Exercise description >>
Return the listing below verbatim. Pictures do not belong in the copy.
Start of Extracted records
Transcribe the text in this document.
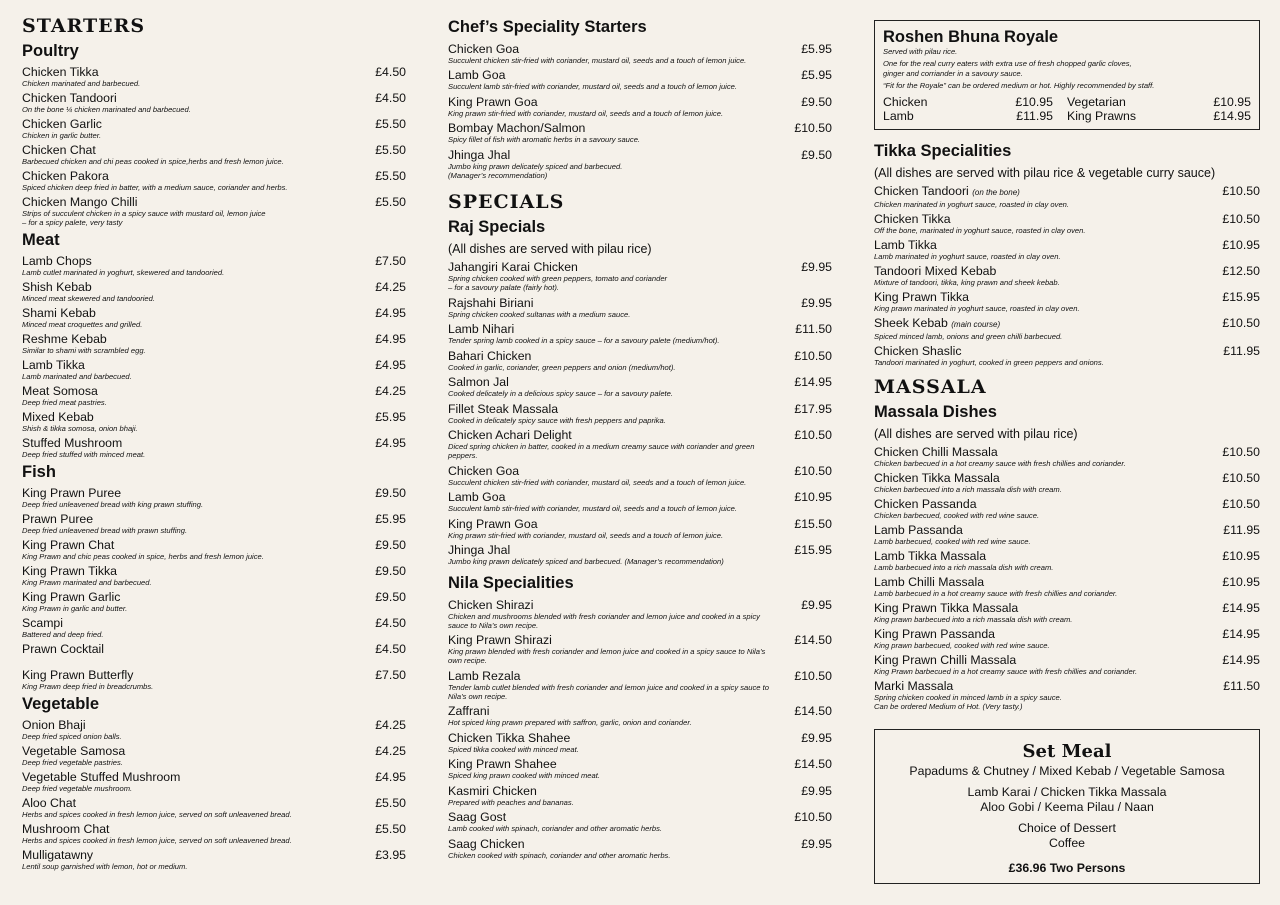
STARTERS
Poultry
Chicken Tikka	£4.50
Chicken marinated and barbecued.
Chicken Tandoori	£4.50
On the bone ¼ chicken marinated and barbecued.
Chicken Garlic	£5.50
Chicken in garlic butter.
Chicken Chat	£5.50
Barbecued chicken and chi peas cooked in spice,herbs and fresh lemon juice.
Chicken Pakora	£5.50
Spiced chicken deep fried in batter, with a medium sauce, coriander and herbs.
Chicken Mango Chilli	£5.50
Strips of succulent chicken in a spicy sauce with mustard oil, lemon juice
– for a spicy palete, very tasty
Meat
Lamb Chops	£7.50
Lamb cutlet marinated in yoghurt, skewered and tandooried.
Shish Kebab	£4.25
Minced meat skewered and tandooried.
Shami Kebab	£4.95
Minced meat croquettes and grilled.
Reshme Kebab	£4.95
Similar to shami with scrambled egg.
Lamb Tikka	£4.95
Lamb marinated and barbecued.
Meat Somosa	£4.25
Deep fried meat pastries.
Mixed Kebab	£5.95
Shish & tikka somosa, onion bhaji.
Stuffed Mushroom	£4.95
Deep fried stuffed with minced meat.
Fish
King Prawn Puree	£9.50
Deep fried unleavened bread with king prawn stuffing.
Prawn Puree	£5.95
Deep fried unleavened bread with prawn stuffing.
King Prawn Chat	£9.50
King Prawn and chic peas cooked in spice, herbs and fresh lemon juice.
King Prawn Tikka	£9.50
King Prawn marinated and barbecued.
King Prawn Garlic	£9.50
King Prawn in garlic and butter.
Scampi	£4.50
Battered and deep fried.
Prawn Cocktail	£4.50
King Prawn Butterfly	£7.50
King Prawn deep fried in breadcrumbs.
Vegetable
Onion Bhaji	£4.25
Deep fried spiced onion balls.
Vegetable Samosa	£4.25
Deep fried vegetable pastries.
Vegetable Stuffed Mushroom	£4.95
Deep fried vegetable mushroom.
Aloo Chat	£5.50
Herbs and spices cooked in fresh lemon juice, served on soft unleavened bread.
Mushroom Chat	£5.50
Herbs and spices cooked in fresh lemon juice, served on soft unleavened bread.
Mulligatawny	£3.95
Lentil soup garnished with lemon, hot or medium.
Chef’s Speciality Starters
Chicken Goa	£5.95
Succulent chicken stir-fried with coriander, mustard oil, seeds and a touch of lemon juice.
Lamb Goa	£5.95
Succulent lamb stir-fried with coriander, mustard oil, seeds and a touch of lemon juice.
King Prawn Goa	£9.50
King prawn stir-fried with coriander, mustard oil, seeds and a touch of lemon juice.
Bombay Machon/Salmon	£10.50
Spicy fillet of fish with aromatic herbs in a savoury sauce.
Jhinga Jhal	£9.50
Jumbo king prawn delicately spiced and barbecued.
(Manager’s recommendation)
SPECIALS
Raj Specials
(All dishes are served with pilau rice)
Jahangiri Karai Chicken	£9.95
Spring chicken cooked with green peppers, tomato and coriander
– for a savoury palate (fairly hot).
Rajshahi Biriani	£9.95
Spring chicken cooked sultanas with a medium sauce.
Lamb Nihari	£11.50
Tender spring lamb cooked in a spicy sauce – for a savoury palete (medium/hot).
Bahari Chicken	£10.50
Cooked in garlic, coriander, green peppers and onion (medium/hot).
Salmon Jal	£14.95
Cooked delicately in a delicious spicy sauce – for a savoury palete.
Fillet Steak Massala	£17.95
Cooked in delicately spicy sauce with fresh peppers and paprika.
Chicken Achari Delight	£10.50
Diced spring chicken in batter, cooked in a medium creamy sauce with coriander and green
peppers.
Chicken Goa	£10.50
Succulent chicken stir-fried with coriander, mustard oil, seeds and a touch of lemon juice.
Lamb Goa	£10.95
Succulent lamb stir-fried with coriander, mustard oil, seeds and a touch of lemon juice.
King Prawn Goa	£15.50
King prawn stir-fried with coriander, mustard oil, seeds and a touch of lemon juice.
Jhinga Jhal	£15.95
Jumbo king prawn delicately spiced and barbecued. (Manager’s recommendation)
Nila Specialities
Chicken Shirazi	£9.95
Chicken and mushrooms blended with fresh coriander and lemon juice and cooked in a spicy
sauce to Nila’s own recipe.
King Prawn Shirazi	£14.50
King prawn blended with fresh coriander and lemon juice and cooked in a spicy sauce to Nila’s
own recipe.
Lamb Rezala	£10.50
Tender lamb cutlet blended with fresh coriander and lemon juice and cooked in a spicy sauce to
Nila’s own recipe.
Zaffrani	£14.50
Hot spiced king prawn prepared with saffron, garlic, onion and coriander.
Chicken Tikka Shahee	£9.95
Spiced tikka cooked with minced meat.
King Prawn Shahee	£14.50
Spiced king prawn cooked with minced meat.
Kasmiri Chicken	£9.95
Prepared with peaches and bananas.
Saag Gost	£10.50
Lamb cooked with spinach, coriander and other aromatic herbs.
Saag Chicken	£9.95
Chicken cooked with spinach, coriander and other aromatic herbs.
Roshen Bhuna Royale
Served with pilau rice.
One for the real curry eaters with extra use of fresh chopped garlic cloves,
ginger and corriander in a savoury sauce.
“Fit for the Royale” can be ordered medium or hot. Highly recommended by staff.
Chicken	£10.95	Vegetarian	£10.95
Lamb	£11.95	King Prawns	£14.95
Tikka Specialities
(All dishes are served with pilau rice & vegetable curry sauce)
Chicken Tandoori (on the bone)	£10.50
Chicken marinated in yoghurt sauce, roasted in clay oven.
Chicken Tikka	£10.50
Off the bone, marinated in yoghurt sauce, roasted in clay oven.
Lamb Tikka	£10.95
Lamb marinated in yoghurt sauce, roasted in clay oven.
Tandoori Mixed Kebab	£12.50
Mixture of tandoori, tikka, king prawn and sheek kebab.
King Prawn Tikka	£15.95
King prawn marinated in yoghurt sauce, roasted in clay oven.
Sheek Kebab (main course)	£10.50
Spiced minced lamb, onions and green chilli barbecued.
Chicken Shaslic	£11.95
Tandoori marinated in yoghurt, cooked in green peppers and onions.
MASSALA
Massala Dishes
(All dishes are served with pilau rice)
Chicken Chilli Massala	£10.50
Chicken barbecued in a hot creamy sauce with fresh chillies and coriander.
Chicken Tikka Massala	£10.50
Chicken barbecued into a rich massala dish with cream.
Chicken Passanda	£10.50
Chicken barbecued, cooked with red wine sauce.
Lamb Passanda	£11.95
Lamb barbecued, cooked with red wine sauce.
Lamb Tikka Massala	£10.95
Lamb barbecued into a rich massala dish with cream.
Lamb Chilli Massala	£10.95
Lamb barbecued in a hot creamy sauce with fresh chillies and coriander.
King Prawn Tikka Massala	£14.95
King prawn barbecued into a rich massala dish with cream.
King Prawn Passanda	£14.95
King prawn barbecued, cooked with red wine sauce.
King Prawn Chilli Massala	£14.95
King Prawn barbecued in a hot creamy sauce with fresh chillies and coriander.
Marki Massala	£11.50
Spring chicken cooked in minced lamb in a spicy sauce.
Can be ordered Medium of Hot. (Very tasty.)
Set Meal
Papadums & Chutney / Mixed Kebab / Vegetable Samosa
Lamb Karai / Chicken Tikka Massala
Aloo Gobi / Keema Pilau / Naan
Choice of Dessert
Coffee
£36.96 Two Persons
End of Extracted records
Written response >>
Transcribe the text in this document.
STARTERS
Poultry
Chicken Tikka	£4.50
Chicken marinated and barbecued.
Chicken Tandoori	£4.50
On the bone ¼ chicken marinated and barbecued.
Chicken Garlic	£5.50
Chicken in garlic butter.
Chicken Chat	£5.50
Barbecued chicken and chi peas cooked in spice,herbs and fresh lemon juice.
Chicken Pakora	£5.50
Spiced chicken deep fried in batter, with a medium sauce, coriander and herbs.
Chicken Mango Chilli	£5.50
Strips of succulent chicken in a spicy sauce with mustard oil, lemon juice
– for a spicy palete, very tasty
Meat
Lamb Chops	£7.50
Lamb cutlet marinated in yoghurt, skewered and tandooried.
Shish Kebab	£4.25
Minced meat skewered and tandooried.
Shami Kebab	£4.95
Minced meat croquettes and grilled.
Reshme Kebab	£4.95
Similar to shami with scrambled egg.
Lamb Tikka	£4.95
Lamb marinated and barbecued.
Meat Somosa	£4.25
Deep fried meat pastries.
Mixed Kebab	£5.95
Shish & tikka somosa, onion bhaji.
Stuffed Mushroom	£4.95
Deep fried stuffed with minced meat.
Fish
King Prawn Puree	£9.50
Deep fried unleavened bread with king prawn stuffing.
Prawn Puree	£5.95
Deep fried unleavened bread with prawn stuffing.
King Prawn Chat	£9.50
King Prawn and chic peas cooked in spice, herbs and fresh lemon juice.
King Prawn Tikka	£9.50
King Prawn marinated and barbecued.
King Prawn Garlic	£9.50
King Prawn in garlic and butter.
Scampi	£4.50
Battered and deep fried.
Prawn Cocktail	£4.50
King Prawn Butterfly	£7.50
King Prawn deep fried in breadcrumbs.
Vegetable
Onion Bhaji	£4.25
Deep fried spiced onion balls.
Vegetable Samosa	£4.25
Deep fried vegetable pastries.
Vegetable Stuffed Mushroom	£4.95
Deep fried vegetable mushroom.
Aloo Chat	£5.50
Herbs and spices cooked in fresh lemon juice, served on soft unleavened bread.
Mushroom Chat	£5.50
Herbs and spices cooked in fresh lemon juice, served on soft unleavened bread.
Mulligatawny	£3.95
Lentil soup garnished with lemon, hot or medium.
Chef’s Speciality Starters
Chicken Goa	£5.95
Succulent chicken stir-fried with coriander, mustard oil, seeds and a touch of lemon juice.
Lamb Goa	£5.95
Succulent lamb stir-fried with coriander, mustard oil, seeds and a touch of lemon juice.
King Prawn Goa	£9.50
King prawn stir-fried with coriander, mustard oil, seeds and a touch of lemon juice.
Bombay Machon/Salmon	£10.50
Spicy fillet of fish with aromatic herbs in a savoury sauce.
Jhinga Jhal	£9.50
Jumbo king prawn delicately spiced and barbecued.
(Manager’s recommendation)
SPECIALS
Raj Specials
(All dishes are served with pilau rice)
Jahangiri Karai Chicken	£9.95
Spring chicken cooked with green peppers, tomato and coriander
– for a savoury palate (fairly hot).
Rajshahi Biriani	£9.95
Spring chicken cooked sultanas with a medium sauce.
Lamb Nihari	£11.50
Tender spring lamb cooked in a spicy sauce – for a savoury palete (medium/hot).
Bahari Chicken	£10.50
Cooked in garlic, coriander, green peppers and onion (medium/hot).
Salmon Jal	£14.95
Cooked delicately in a delicious spicy sauce – for a savoury palete.
Fillet Steak Massala	£17.95
Cooked in delicately spicy sauce with fresh peppers and paprika.
Chicken Achari Delight	£10.50
Diced spring chicken in batter, cooked in a medium creamy sauce with coriander and green
peppers.
Chicken Goa	£10.50
Succulent chicken stir-fried with coriander, mustard oil, seeds and a touch of lemon juice.
Lamb Goa	£10.95
Succulent lamb stir-fried with coriander, mustard oil, seeds and a touch of lemon juice.
King Prawn Goa	£15.50
King prawn stir-fried with coriander, mustard oil, seeds and a touch of lemon juice.
Jhinga Jhal	£15.95
Jumbo king prawn delicately spiced and barbecued. (Manager’s recommendation)
Nila Specialities
Chicken Shirazi	£9.95
Chicken and mushrooms blended with fresh coriander and lemon juice and cooked in a spicy
sauce to Nila’s own recipe.
King Prawn Shirazi	£14.50
King prawn blended with fresh coriander and lemon juice and cooked in a spicy sauce to Nila’s
own recipe.
Lamb Rezala	£10.50
Tender lamb cutlet blended with fresh coriander and lemon juice and cooked in a spicy sauce to
Nila’s own recipe.
Zaffrani	£14.50
Hot spiced king prawn prepared with saffron, garlic, onion and coriander.
Chicken Tikka Shahee	£9.95
Spiced tikka cooked with minced meat.
King Prawn Shahee	£14.50
Spiced king prawn cooked with minced meat.
Kasmiri Chicken	£9.95
Prepared with peaches and bananas.
Saag Gost	£10.50
Lamb cooked with spinach, coriander and other aromatic herbs.
Saag Chicken	£9.95
Chicken cooked with spinach, coriander and other aromatic herbs.
Roshen Bhuna Royale
Served with pilau rice.
One for the real curry eaters with extra use of fresh chopped garlic cloves,
ginger and corriander in a savoury sauce.
“Fit for the Royale” can be ordered medium or hot. Highly recommended by staff.
Chicken	£10.95	Vegetarian	£10.95
Lamb	£11.95	King Prawns	£14.95
Tikka Specialities
(All dishes are served with pilau rice & vegetable curry sauce)
Chicken Tandoori (on the bone)	£10.50
Chicken marinated in yoghurt sauce, roasted in clay oven.
Chicken Tikka	£10.50
Off the bone, marinated in yoghurt sauce, roasted in clay oven.
Lamb Tikka	£10.95
Lamb marinated in yoghurt sauce, roasted in clay oven.
Tandoori Mixed Kebab	£12.50
Mixture of tandoori, tikka, king prawn and sheek kebab.
King Prawn Tikka	£15.95
King prawn marinated in yoghurt sauce, roasted in clay oven.
Sheek Kebab (main course)	£10.50
Spiced minced lamb, onions and green chilli barbecued.
Chicken Shaslic	£11.95
Tandoori marinated in yoghurt, cooked in green peppers and onions.
MASSALA
Massala Dishes
(All dishes are served with pilau rice)
Chicken Chilli Massala	£10.50
Chicken barbecued in a hot creamy sauce with fresh chillies and coriander.
Chicken Tikka Massala	£10.50
Chicken barbecued into a rich massala dish with cream.
Chicken Passanda	£10.50
Chicken barbecued, cooked with red wine sauce.
Lamb Passanda	£11.95
Lamb barbecued, cooked with red wine sauce.
Lamb Tikka Massala	£10.95
Lamb barbecued into a rich massala dish with cream.
Lamb Chilli Massala	£10.95
Lamb barbecued in a hot creamy sauce with fresh chillies and coriander.
King Prawn Tikka Massala	£14.95
King prawn barbecued into a rich massala dish with cream.
King Prawn Passanda	£14.95
King prawn barbecued, cooked with red wine sauce.
King Prawn Chilli Massala	£14.95
King Prawn barbecued in a hot creamy sauce with fresh chillies and coriander.
Marki Massala	£11.50
Spring chicken cooked in minced lamb in a spicy sauce.
Can be ordered Medium of Hot. (Very tasty.)
Set Meal
Papadums & Chutney / Mixed Kebab / Vegetable Samosa
Lamb Karai / Chicken Tikka Massala
Aloo Gobi / Keema Pilau / Naan
Choice of Dessert
Coffee
£36.96 Two Persons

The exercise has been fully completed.